• Stated exercise
Retype the whole listing, please, keeping every line exact and dropping the pictures.
——
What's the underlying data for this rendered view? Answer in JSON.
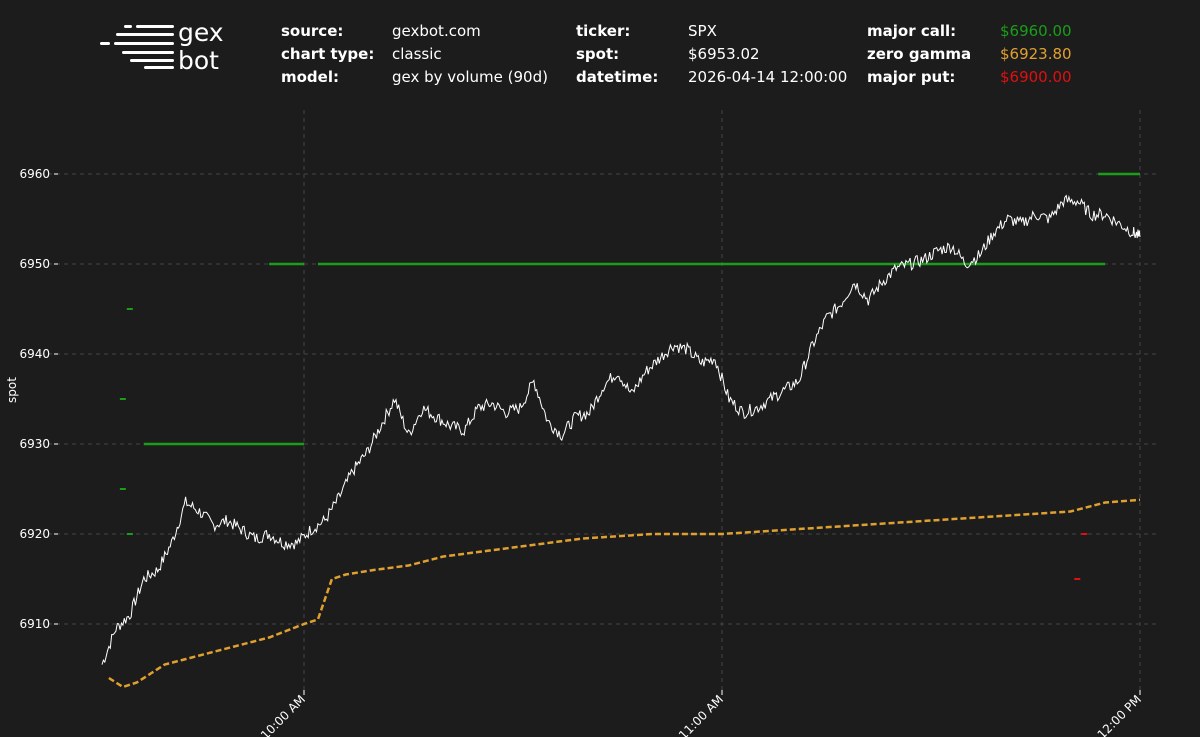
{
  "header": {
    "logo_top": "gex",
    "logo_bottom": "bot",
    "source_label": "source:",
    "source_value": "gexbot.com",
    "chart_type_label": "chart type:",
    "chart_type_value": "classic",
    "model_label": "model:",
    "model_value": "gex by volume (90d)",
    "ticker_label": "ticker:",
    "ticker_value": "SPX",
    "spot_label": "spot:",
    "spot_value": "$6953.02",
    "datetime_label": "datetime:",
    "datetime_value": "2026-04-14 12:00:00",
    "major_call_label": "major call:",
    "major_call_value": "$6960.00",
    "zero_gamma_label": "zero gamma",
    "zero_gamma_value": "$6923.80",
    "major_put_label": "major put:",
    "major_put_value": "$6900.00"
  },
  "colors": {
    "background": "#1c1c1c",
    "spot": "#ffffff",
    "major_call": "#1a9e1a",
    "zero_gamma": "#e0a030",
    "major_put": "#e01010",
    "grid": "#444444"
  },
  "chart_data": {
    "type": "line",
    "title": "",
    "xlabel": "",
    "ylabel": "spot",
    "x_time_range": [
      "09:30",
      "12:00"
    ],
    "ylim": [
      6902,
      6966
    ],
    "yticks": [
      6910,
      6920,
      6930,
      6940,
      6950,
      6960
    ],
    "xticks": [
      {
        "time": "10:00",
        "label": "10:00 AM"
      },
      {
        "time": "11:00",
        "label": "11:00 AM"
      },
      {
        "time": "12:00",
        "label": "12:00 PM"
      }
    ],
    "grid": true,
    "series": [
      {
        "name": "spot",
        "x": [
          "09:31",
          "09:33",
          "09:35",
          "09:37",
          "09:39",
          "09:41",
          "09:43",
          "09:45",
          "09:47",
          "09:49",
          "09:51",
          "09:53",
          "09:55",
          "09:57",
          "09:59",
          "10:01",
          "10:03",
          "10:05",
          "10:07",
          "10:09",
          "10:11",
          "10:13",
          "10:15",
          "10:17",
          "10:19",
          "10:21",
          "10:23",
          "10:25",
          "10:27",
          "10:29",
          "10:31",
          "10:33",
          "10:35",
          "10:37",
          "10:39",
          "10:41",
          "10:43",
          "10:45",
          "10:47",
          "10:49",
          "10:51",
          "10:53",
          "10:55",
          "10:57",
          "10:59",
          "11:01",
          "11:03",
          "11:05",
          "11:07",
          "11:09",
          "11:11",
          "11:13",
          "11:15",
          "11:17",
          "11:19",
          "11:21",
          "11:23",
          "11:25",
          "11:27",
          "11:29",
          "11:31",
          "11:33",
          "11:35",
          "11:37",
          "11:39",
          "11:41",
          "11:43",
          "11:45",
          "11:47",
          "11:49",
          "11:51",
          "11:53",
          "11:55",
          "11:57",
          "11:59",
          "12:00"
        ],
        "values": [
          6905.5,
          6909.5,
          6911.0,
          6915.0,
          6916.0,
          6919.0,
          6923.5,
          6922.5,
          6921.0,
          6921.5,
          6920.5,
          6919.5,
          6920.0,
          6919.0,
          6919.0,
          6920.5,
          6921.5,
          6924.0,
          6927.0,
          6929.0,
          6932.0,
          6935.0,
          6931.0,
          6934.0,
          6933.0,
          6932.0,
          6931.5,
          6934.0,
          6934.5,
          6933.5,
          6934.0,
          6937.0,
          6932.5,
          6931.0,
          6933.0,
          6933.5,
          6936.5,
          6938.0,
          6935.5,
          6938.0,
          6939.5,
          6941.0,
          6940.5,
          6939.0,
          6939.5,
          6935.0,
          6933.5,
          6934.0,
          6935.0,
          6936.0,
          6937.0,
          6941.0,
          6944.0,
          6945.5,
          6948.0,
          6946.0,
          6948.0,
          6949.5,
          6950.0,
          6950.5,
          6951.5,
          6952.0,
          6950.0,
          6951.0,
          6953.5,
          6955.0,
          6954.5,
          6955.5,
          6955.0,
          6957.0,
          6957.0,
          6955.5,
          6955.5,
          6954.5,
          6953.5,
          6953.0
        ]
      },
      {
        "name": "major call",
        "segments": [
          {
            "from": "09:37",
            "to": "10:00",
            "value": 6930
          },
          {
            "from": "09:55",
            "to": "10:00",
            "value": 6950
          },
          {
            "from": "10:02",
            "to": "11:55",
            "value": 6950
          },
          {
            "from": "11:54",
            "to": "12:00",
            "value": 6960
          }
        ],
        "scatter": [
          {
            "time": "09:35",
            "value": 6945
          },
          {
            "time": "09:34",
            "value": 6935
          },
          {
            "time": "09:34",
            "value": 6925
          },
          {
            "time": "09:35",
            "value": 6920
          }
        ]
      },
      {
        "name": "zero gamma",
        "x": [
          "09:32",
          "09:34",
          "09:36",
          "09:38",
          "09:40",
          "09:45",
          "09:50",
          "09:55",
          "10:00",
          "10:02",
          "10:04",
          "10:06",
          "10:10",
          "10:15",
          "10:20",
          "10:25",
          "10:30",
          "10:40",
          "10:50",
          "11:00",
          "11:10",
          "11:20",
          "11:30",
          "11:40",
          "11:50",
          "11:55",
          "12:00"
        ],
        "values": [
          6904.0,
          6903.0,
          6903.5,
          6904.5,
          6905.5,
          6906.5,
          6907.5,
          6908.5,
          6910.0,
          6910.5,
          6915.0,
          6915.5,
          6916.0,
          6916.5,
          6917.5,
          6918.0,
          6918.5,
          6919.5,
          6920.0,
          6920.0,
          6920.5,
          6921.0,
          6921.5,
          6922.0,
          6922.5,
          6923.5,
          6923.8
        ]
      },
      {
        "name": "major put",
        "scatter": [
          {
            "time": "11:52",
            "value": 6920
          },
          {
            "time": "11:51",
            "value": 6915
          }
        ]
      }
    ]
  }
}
——
• Written response
What's the underlying data for this rendered view? Answer in JSON.
{
  "header": {
    "logo_top": "gex",
    "logo_bottom": "bot",
    "source_label": "source:",
    "source_value": "gexbot.com",
    "chart_type_label": "chart type:",
    "chart_type_value": "classic",
    "model_label": "model:",
    "model_value": "gex by volume (90d)",
    "ticker_label": "ticker:",
    "ticker_value": "SPX",
    "spot_label": "spot:",
    "spot_value": "$6953.02",
    "datetime_label": "datetime:",
    "datetime_value": "2026-04-14 12:00:00",
    "major_call_label": "major call:",
    "major_call_value": "$6960.00",
    "zero_gamma_label": "zero gamma",
    "zero_gamma_value": "$6923.80",
    "major_put_label": "major put:",
    "major_put_value": "$6900.00"
  },
  "colors": {
    "background": "#1c1c1c",
    "spot": "#ffffff",
    "major_call": "#1a9e1a",
    "zero_gamma": "#e0a030",
    "major_put": "#e01010",
    "grid": "#444444"
  },
  "chart_data": {
    "type": "line",
    "title": "",
    "xlabel": "",
    "ylabel": "spot",
    "x_time_range": [
      "09:30",
      "12:00"
    ],
    "ylim": [
      6902,
      6966
    ],
    "yticks": [
      6910,
      6920,
      6930,
      6940,
      6950,
      6960
    ],
    "xticks": [
      {
        "time": "10:00",
        "label": "10:00 AM"
      },
      {
        "time": "11:00",
        "label": "11:00 AM"
      },
      {
        "time": "12:00",
        "label": "12:00 PM"
      }
    ],
    "grid": true,
    "series": [
      {
        "name": "spot",
        "x": [
          "09:31",
          "09:33",
          "09:35",
          "09:37",
          "09:39",
          "09:41",
          "09:43",
          "09:45",
          "09:47",
          "09:49",
          "09:51",
          "09:53",
          "09:55",
          "09:57",
          "09:59",
          "10:01",
          "10:03",
          "10:05",
          "10:07",
          "10:09",
          "10:11",
          "10:13",
          "10:15",
          "10:17",
          "10:19",
          "10:21",
          "10:23",
          "10:25",
          "10:27",
          "10:29",
          "10:31",
          "10:33",
          "10:35",
          "10:37",
          "10:39",
          "10:41",
          "10:43",
          "10:45",
          "10:47",
          "10:49",
          "10:51",
          "10:53",
          "10:55",
          "10:57",
          "10:59",
          "11:01",
          "11:03",
          "11:05",
          "11:07",
          "11:09",
          "11:11",
          "11:13",
          "11:15",
          "11:17",
          "11:19",
          "11:21",
          "11:23",
          "11:25",
          "11:27",
          "11:29",
          "11:31",
          "11:33",
          "11:35",
          "11:37",
          "11:39",
          "11:41",
          "11:43",
          "11:45",
          "11:47",
          "11:49",
          "11:51",
          "11:53",
          "11:55",
          "11:57",
          "11:59",
          "12:00"
        ],
        "values": [
          6905.5,
          6909.5,
          6911.0,
          6915.0,
          6916.0,
          6919.0,
          6923.5,
          6922.5,
          6921.0,
          6921.5,
          6920.5,
          6919.5,
          6920.0,
          6919.0,
          6919.0,
          6920.5,
          6921.5,
          6924.0,
          6927.0,
          6929.0,
          6932.0,
          6935.0,
          6931.0,
          6934.0,
          6933.0,
          6932.0,
          6931.5,
          6934.0,
          6934.5,
          6933.5,
          6934.0,
          6937.0,
          6932.5,
          6931.0,
          6933.0,
          6933.5,
          6936.5,
          6938.0,
          6935.5,
          6938.0,
          6939.5,
          6941.0,
          6940.5,
          6939.0,
          6939.5,
          6935.0,
          6933.5,
          6934.0,
          6935.0,
          6936.0,
          6937.0,
          6941.0,
          6944.0,
          6945.5,
          6948.0,
          6946.0,
          6948.0,
          6949.5,
          6950.0,
          6950.5,
          6951.5,
          6952.0,
          6950.0,
          6951.0,
          6953.5,
          6955.0,
          6954.5,
          6955.5,
          6955.0,
          6957.0,
          6957.0,
          6955.5,
          6955.5,
          6954.5,
          6953.5,
          6953.0
        ]
      },
      {
        "name": "major call",
        "segments": [
          {
            "from": "09:37",
            "to": "10:00",
            "value": 6930
          },
          {
            "from": "09:55",
            "to": "10:00",
            "value": 6950
          },
          {
            "from": "10:02",
            "to": "11:55",
            "value": 6950
          },
          {
            "from": "11:54",
            "to": "12:00",
            "value": 6960
          }
        ],
        "scatter": [
          {
            "time": "09:35",
            "value": 6945
          },
          {
            "time": "09:34",
            "value": 6935
          },
          {
            "time": "09:34",
            "value": 6925
          },
          {
            "time": "09:35",
            "value": 6920
          }
        ]
      },
      {
        "name": "zero gamma",
        "x": [
          "09:32",
          "09:34",
          "09:36",
          "09:38",
          "09:40",
          "09:45",
          "09:50",
          "09:55",
          "10:00",
          "10:02",
          "10:04",
          "10:06",
          "10:10",
          "10:15",
          "10:20",
          "10:25",
          "10:30",
          "10:40",
          "10:50",
          "11:00",
          "11:10",
          "11:20",
          "11:30",
          "11:40",
          "11:50",
          "11:55",
          "12:00"
        ],
        "values": [
          6904.0,
          6903.0,
          6903.5,
          6904.5,
          6905.5,
          6906.5,
          6907.5,
          6908.5,
          6910.0,
          6910.5,
          6915.0,
          6915.5,
          6916.0,
          6916.5,
          6917.5,
          6918.0,
          6918.5,
          6919.5,
          6920.0,
          6920.0,
          6920.5,
          6921.0,
          6921.5,
          6922.0,
          6922.5,
          6923.5,
          6923.8
        ]
      },
      {
        "name": "major put",
        "scatter": [
          {
            "time": "11:52",
            "value": 6920
          },
          {
            "time": "11:51",
            "value": 6915
          }
        ]
      }
    ]
  }
}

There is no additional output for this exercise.